= Data in this exercise =
----------

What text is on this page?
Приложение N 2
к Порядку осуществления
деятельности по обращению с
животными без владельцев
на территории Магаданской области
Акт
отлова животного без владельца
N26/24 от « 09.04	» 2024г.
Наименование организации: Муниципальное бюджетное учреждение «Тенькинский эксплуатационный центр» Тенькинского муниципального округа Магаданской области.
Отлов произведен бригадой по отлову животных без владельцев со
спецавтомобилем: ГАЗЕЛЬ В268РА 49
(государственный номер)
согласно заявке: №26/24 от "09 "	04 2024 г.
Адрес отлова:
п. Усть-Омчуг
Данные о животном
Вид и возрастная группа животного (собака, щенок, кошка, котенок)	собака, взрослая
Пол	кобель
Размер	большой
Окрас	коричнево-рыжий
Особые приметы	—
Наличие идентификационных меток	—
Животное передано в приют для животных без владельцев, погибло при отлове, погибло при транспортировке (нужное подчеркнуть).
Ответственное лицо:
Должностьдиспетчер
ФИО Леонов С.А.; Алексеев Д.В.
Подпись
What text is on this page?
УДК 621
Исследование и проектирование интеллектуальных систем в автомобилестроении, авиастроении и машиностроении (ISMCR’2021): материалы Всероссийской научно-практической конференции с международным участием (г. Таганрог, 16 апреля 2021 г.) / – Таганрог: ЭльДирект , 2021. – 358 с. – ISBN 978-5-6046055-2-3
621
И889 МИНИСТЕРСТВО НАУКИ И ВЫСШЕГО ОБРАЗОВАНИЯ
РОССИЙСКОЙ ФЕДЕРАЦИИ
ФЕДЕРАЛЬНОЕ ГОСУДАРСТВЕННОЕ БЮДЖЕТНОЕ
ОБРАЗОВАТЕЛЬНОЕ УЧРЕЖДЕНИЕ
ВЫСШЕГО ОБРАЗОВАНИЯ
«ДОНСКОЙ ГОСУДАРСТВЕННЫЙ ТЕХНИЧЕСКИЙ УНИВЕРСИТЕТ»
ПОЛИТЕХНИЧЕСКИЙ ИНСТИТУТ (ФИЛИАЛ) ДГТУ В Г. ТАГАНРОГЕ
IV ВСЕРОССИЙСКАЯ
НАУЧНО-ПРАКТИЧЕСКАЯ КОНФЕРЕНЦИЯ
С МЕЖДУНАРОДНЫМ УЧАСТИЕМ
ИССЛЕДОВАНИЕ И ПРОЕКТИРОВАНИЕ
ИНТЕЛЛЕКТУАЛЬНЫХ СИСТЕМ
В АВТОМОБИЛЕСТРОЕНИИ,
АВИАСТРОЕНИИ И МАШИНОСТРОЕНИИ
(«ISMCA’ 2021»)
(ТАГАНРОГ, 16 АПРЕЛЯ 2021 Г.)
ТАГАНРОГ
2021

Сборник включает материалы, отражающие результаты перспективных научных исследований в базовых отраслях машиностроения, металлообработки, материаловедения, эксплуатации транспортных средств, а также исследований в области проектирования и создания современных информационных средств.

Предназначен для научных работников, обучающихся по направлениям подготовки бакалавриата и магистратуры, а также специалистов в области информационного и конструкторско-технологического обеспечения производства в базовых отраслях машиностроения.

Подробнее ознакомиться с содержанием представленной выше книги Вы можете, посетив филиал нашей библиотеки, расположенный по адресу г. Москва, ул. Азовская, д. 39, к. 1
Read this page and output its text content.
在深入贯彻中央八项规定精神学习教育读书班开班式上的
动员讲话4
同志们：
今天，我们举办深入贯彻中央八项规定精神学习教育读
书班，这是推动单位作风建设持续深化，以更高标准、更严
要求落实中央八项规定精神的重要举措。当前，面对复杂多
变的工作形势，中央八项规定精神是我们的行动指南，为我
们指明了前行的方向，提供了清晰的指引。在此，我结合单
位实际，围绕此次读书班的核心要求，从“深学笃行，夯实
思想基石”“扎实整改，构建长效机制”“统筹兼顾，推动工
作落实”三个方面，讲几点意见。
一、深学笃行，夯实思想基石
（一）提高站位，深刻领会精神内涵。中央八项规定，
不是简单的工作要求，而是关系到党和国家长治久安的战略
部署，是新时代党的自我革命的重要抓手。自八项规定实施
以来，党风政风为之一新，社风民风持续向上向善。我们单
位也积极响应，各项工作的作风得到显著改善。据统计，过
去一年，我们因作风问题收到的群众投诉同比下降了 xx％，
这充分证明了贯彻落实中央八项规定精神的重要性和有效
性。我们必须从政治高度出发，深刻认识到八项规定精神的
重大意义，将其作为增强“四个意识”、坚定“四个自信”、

----------

= Your goal =
Take every line from the one containing "Read this page and output its text content." to the end of the listing and output it exactly, with nothing else.

= Result =
Read this page and output its text content.
在深入贯彻中央八项规定精神学习教育读书班开班式上的
动员讲话4
同志们：
今天，我们举办深入贯彻中央八项规定精神学习教育读
书班，这是推动单位作风建设持续深化，以更高标准、更严
要求落实中央八项规定精神的重要举措。当前，面对复杂多
变的工作形势，中央八项规定精神是我们的行动指南，为我
们指明了前行的方向，提供了清晰的指引。在此，我结合单
位实际，围绕此次读书班的核心要求，从“深学笃行，夯实
思想基石”“扎实整改，构建长效机制”“统筹兼顾，推动工
作落实”三个方面，讲几点意见。
一、深学笃行，夯实思想基石
（一）提高站位，深刻领会精神内涵。中央八项规定，
不是简单的工作要求，而是关系到党和国家长治久安的战略
部署，是新时代党的自我革命的重要抓手。自八项规定实施
以来，党风政风为之一新，社风民风持续向上向善。我们单
位也积极响应，各项工作的作风得到显著改善。据统计，过
去一年，我们因作风问题收到的群众投诉同比下降了 xx％，
这充分证明了贯彻落实中央八项规定精神的重要性和有效
性。我们必须从政治高度出发，深刻认识到八项规定精神的
重大意义，将其作为增强“四个意识”、坚定“四个自信”、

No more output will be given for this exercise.